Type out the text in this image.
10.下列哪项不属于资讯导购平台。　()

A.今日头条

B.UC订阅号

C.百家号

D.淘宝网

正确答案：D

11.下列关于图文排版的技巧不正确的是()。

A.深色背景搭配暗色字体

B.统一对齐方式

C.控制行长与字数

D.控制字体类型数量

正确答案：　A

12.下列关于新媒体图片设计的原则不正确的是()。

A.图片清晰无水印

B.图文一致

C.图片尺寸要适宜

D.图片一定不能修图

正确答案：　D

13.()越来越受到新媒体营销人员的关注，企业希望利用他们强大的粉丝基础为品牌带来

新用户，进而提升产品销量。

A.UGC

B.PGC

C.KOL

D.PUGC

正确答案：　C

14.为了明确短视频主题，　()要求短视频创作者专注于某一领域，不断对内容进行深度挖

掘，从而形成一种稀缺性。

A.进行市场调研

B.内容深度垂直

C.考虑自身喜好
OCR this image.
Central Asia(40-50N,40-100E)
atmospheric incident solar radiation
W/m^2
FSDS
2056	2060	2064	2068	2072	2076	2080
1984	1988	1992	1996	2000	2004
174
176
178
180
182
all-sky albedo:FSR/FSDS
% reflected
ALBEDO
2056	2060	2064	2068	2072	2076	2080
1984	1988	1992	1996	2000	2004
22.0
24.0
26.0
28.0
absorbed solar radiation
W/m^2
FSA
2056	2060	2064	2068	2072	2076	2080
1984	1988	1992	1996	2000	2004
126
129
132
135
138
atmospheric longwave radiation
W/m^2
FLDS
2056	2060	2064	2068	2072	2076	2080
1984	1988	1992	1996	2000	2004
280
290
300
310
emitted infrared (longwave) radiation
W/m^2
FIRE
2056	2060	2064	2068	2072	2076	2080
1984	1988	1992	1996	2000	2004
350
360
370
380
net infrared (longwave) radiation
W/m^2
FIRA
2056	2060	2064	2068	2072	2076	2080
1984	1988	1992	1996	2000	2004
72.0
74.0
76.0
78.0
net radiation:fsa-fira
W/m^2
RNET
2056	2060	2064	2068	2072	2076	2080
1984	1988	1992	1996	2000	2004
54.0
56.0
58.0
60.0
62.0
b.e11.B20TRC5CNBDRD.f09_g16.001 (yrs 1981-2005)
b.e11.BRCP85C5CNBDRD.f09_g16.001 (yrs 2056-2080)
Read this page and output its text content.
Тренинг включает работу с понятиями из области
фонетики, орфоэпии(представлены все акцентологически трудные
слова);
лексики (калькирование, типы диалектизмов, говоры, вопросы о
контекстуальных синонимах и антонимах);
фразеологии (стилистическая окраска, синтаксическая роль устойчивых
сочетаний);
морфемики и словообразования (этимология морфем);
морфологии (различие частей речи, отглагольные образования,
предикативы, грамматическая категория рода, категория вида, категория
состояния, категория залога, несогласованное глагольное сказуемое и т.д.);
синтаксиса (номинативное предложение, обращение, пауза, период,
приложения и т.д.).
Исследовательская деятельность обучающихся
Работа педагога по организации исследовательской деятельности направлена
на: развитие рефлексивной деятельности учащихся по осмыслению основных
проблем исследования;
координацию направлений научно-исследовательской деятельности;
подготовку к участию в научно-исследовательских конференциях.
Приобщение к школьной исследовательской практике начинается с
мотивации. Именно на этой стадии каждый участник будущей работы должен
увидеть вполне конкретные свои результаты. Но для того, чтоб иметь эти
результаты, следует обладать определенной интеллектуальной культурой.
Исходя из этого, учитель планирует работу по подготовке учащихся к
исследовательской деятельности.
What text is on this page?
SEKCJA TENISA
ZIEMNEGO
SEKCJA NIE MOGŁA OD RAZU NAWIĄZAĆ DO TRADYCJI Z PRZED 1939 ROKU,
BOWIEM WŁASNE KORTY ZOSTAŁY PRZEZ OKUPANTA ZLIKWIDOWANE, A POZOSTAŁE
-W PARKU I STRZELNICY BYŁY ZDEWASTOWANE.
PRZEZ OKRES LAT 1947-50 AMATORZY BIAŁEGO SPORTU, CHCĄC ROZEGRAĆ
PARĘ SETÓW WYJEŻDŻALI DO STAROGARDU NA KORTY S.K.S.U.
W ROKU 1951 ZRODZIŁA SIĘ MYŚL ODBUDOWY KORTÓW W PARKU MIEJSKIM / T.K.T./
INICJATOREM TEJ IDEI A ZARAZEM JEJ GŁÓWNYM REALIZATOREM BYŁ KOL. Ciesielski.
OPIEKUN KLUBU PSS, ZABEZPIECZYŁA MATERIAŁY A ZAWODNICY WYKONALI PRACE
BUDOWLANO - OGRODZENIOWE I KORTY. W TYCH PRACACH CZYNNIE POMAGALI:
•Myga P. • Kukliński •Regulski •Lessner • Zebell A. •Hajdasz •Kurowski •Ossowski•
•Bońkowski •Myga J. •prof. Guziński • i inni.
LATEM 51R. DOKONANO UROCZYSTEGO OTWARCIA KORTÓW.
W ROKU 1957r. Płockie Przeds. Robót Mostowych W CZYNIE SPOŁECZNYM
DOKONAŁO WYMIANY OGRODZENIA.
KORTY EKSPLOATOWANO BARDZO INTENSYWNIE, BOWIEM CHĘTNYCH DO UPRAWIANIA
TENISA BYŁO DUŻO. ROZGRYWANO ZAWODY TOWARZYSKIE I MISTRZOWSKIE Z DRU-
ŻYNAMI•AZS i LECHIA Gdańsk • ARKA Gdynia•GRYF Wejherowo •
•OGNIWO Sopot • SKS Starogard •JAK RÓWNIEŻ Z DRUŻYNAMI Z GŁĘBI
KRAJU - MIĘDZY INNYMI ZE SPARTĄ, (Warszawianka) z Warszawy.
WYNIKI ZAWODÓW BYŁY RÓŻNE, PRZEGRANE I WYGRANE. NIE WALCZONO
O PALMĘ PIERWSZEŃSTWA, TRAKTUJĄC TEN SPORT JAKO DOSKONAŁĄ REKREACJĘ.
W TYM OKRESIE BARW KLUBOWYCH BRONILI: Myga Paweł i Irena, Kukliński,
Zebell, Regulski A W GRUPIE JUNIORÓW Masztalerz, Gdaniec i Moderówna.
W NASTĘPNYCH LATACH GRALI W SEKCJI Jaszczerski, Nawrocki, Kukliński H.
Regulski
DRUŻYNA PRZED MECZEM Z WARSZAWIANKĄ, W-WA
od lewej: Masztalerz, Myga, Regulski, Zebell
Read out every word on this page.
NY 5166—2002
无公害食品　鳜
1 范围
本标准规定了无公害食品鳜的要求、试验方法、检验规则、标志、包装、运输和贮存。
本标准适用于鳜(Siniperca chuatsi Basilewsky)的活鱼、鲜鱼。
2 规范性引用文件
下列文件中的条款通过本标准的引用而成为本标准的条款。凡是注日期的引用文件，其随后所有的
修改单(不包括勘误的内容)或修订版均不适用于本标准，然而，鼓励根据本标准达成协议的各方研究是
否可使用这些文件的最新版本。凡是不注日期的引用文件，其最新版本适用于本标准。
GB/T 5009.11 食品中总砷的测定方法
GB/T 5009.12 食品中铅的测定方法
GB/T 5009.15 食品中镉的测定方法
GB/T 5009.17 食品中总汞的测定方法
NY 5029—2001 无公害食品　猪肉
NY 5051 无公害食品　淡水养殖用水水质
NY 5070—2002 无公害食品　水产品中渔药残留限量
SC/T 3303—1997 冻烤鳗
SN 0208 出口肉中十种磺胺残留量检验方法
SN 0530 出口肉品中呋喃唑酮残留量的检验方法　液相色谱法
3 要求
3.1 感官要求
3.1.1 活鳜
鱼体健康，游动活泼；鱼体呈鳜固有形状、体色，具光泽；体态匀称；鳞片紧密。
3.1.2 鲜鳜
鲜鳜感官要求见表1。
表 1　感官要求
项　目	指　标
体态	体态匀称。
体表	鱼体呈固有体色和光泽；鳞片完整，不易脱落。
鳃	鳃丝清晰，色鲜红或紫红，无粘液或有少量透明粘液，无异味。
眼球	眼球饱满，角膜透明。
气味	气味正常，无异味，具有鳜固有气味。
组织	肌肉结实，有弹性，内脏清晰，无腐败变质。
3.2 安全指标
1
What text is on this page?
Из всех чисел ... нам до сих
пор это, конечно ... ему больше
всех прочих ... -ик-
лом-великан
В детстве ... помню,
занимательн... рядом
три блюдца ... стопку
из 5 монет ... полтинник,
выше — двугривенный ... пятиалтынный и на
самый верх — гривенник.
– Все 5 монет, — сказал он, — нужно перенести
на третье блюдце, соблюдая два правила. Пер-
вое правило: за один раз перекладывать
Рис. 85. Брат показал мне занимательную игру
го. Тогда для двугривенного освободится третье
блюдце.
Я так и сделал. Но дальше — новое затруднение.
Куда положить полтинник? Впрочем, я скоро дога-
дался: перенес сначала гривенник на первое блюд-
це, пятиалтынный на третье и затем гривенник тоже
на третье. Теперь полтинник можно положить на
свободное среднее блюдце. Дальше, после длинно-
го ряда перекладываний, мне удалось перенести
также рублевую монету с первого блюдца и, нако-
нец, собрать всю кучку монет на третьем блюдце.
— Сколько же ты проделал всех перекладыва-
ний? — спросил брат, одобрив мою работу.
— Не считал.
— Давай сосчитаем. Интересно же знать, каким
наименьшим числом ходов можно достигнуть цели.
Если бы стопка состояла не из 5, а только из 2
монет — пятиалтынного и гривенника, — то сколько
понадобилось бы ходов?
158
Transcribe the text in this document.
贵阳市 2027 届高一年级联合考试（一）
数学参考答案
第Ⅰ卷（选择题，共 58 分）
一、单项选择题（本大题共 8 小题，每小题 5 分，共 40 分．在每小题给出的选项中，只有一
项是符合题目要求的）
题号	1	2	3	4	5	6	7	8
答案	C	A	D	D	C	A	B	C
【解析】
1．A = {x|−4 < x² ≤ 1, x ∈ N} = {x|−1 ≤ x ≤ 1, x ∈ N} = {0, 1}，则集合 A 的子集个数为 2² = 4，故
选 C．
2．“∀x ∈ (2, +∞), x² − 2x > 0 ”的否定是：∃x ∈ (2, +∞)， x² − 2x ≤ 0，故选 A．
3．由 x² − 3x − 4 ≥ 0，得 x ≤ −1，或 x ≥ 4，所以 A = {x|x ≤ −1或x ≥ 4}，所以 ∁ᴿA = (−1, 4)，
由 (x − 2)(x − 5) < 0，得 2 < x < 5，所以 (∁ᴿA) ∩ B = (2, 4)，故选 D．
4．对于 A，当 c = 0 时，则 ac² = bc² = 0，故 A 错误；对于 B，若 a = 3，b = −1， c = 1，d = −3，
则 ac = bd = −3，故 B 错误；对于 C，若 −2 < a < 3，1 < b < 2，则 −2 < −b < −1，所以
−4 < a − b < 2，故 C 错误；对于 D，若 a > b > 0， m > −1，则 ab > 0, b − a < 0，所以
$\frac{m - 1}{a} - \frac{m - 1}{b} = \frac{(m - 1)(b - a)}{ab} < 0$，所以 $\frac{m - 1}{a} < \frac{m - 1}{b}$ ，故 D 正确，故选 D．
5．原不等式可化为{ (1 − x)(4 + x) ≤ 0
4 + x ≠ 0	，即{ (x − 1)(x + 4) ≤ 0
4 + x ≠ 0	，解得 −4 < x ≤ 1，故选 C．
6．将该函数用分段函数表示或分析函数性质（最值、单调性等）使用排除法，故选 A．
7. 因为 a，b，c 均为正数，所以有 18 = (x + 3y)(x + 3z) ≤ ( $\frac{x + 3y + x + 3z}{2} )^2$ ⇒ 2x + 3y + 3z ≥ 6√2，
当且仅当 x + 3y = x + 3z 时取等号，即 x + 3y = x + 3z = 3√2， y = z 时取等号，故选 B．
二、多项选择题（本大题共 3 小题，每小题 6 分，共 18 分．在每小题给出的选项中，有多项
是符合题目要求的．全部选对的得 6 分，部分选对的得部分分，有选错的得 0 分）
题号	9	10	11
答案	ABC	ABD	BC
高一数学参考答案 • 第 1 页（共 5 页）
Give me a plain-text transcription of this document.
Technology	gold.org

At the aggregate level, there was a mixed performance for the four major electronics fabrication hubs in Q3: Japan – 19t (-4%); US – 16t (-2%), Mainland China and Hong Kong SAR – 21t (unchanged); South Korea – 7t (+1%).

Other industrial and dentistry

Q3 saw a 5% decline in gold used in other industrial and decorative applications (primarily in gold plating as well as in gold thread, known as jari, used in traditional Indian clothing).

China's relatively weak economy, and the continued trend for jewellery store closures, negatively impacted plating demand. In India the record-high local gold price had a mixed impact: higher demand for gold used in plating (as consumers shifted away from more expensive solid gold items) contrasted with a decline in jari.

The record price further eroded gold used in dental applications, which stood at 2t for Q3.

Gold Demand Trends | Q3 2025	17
---------------
**Exercise prompt**
Of the lines above, copy each that contains "text".

**Reply**
Type out the text in this image.
Read this page and output its text content.
What text is on this page?
What text is on this page?
Transcribe the text in this document.
Give me a plain-text transcription of this document.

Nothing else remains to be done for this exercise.